===== Data shown =====
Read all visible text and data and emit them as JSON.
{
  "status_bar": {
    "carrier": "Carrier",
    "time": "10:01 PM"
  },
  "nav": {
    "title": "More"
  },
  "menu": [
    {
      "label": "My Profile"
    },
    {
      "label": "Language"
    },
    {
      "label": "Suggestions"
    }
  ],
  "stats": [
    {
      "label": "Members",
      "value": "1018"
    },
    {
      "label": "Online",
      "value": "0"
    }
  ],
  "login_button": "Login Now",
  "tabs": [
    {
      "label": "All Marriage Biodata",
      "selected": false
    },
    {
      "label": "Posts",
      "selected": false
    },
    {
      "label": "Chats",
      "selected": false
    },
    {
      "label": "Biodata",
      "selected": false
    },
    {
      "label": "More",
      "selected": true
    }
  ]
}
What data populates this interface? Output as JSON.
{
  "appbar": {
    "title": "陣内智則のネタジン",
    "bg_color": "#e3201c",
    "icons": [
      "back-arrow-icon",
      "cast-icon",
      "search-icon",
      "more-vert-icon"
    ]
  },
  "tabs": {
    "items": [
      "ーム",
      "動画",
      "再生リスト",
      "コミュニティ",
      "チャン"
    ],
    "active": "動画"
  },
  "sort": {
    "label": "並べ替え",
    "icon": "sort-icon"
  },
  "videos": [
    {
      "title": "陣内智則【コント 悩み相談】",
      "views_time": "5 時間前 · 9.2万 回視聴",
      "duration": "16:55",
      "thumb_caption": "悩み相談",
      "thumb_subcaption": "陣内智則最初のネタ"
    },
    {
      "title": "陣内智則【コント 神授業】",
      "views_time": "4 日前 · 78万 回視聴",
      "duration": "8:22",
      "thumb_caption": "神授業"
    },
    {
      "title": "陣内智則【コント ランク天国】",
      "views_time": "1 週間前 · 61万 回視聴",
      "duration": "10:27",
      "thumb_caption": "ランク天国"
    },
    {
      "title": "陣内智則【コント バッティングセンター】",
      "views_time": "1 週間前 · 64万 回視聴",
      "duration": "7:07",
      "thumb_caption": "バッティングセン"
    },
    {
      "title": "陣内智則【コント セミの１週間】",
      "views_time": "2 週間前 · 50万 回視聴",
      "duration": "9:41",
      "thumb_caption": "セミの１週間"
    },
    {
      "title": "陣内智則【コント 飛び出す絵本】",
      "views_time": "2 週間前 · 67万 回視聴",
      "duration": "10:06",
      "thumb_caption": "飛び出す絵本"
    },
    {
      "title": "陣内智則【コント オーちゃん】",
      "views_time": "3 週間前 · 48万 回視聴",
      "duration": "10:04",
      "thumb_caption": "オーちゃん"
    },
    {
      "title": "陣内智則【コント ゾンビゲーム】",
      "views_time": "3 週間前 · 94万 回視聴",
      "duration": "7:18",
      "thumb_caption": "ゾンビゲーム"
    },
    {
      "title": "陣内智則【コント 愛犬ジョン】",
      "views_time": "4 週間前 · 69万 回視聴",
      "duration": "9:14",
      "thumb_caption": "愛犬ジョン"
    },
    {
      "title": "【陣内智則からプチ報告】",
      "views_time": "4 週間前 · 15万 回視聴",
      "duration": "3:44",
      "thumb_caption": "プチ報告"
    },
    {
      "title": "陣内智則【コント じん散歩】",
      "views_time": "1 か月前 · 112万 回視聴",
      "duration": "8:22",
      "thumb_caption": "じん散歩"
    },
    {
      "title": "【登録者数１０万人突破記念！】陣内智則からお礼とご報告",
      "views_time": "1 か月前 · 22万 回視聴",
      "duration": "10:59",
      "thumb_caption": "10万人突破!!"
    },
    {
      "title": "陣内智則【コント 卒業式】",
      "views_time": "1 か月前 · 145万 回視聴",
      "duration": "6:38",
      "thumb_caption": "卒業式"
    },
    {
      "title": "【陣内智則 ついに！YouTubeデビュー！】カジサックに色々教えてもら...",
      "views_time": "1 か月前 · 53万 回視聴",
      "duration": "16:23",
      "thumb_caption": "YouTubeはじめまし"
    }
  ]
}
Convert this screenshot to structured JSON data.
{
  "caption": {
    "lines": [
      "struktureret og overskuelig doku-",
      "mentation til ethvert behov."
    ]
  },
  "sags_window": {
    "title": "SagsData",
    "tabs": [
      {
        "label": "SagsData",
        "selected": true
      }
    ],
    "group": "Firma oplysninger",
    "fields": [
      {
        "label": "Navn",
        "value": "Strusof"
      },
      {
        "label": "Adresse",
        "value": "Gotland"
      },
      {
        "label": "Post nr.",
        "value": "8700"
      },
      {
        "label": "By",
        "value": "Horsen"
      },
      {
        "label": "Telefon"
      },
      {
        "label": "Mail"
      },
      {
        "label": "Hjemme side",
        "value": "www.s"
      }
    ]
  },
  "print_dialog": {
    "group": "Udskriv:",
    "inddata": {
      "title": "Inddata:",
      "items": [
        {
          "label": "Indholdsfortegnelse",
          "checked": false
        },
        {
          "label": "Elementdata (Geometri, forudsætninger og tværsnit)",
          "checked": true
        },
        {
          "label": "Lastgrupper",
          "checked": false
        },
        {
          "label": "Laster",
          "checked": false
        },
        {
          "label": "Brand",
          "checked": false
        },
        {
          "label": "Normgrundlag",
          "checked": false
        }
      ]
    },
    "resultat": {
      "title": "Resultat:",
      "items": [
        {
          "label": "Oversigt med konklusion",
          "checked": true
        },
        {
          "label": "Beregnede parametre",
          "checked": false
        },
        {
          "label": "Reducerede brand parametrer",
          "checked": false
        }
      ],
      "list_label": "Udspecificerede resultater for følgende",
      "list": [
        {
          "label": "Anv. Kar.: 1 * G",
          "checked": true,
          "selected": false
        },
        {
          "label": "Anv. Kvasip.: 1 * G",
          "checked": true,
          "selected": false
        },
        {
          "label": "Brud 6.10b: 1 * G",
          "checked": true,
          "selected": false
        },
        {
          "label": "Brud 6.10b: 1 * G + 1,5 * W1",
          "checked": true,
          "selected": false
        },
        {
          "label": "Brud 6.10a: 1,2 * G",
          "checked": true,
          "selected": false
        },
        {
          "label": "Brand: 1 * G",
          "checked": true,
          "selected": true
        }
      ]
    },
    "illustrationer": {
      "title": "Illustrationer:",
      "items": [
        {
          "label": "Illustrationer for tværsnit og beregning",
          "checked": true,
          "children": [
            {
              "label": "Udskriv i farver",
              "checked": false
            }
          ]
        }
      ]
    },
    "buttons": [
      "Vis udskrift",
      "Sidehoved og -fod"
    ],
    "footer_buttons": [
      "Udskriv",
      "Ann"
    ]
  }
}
=====
Lines in the records that hold the word "Biodata" are to be counted; give only the total.

2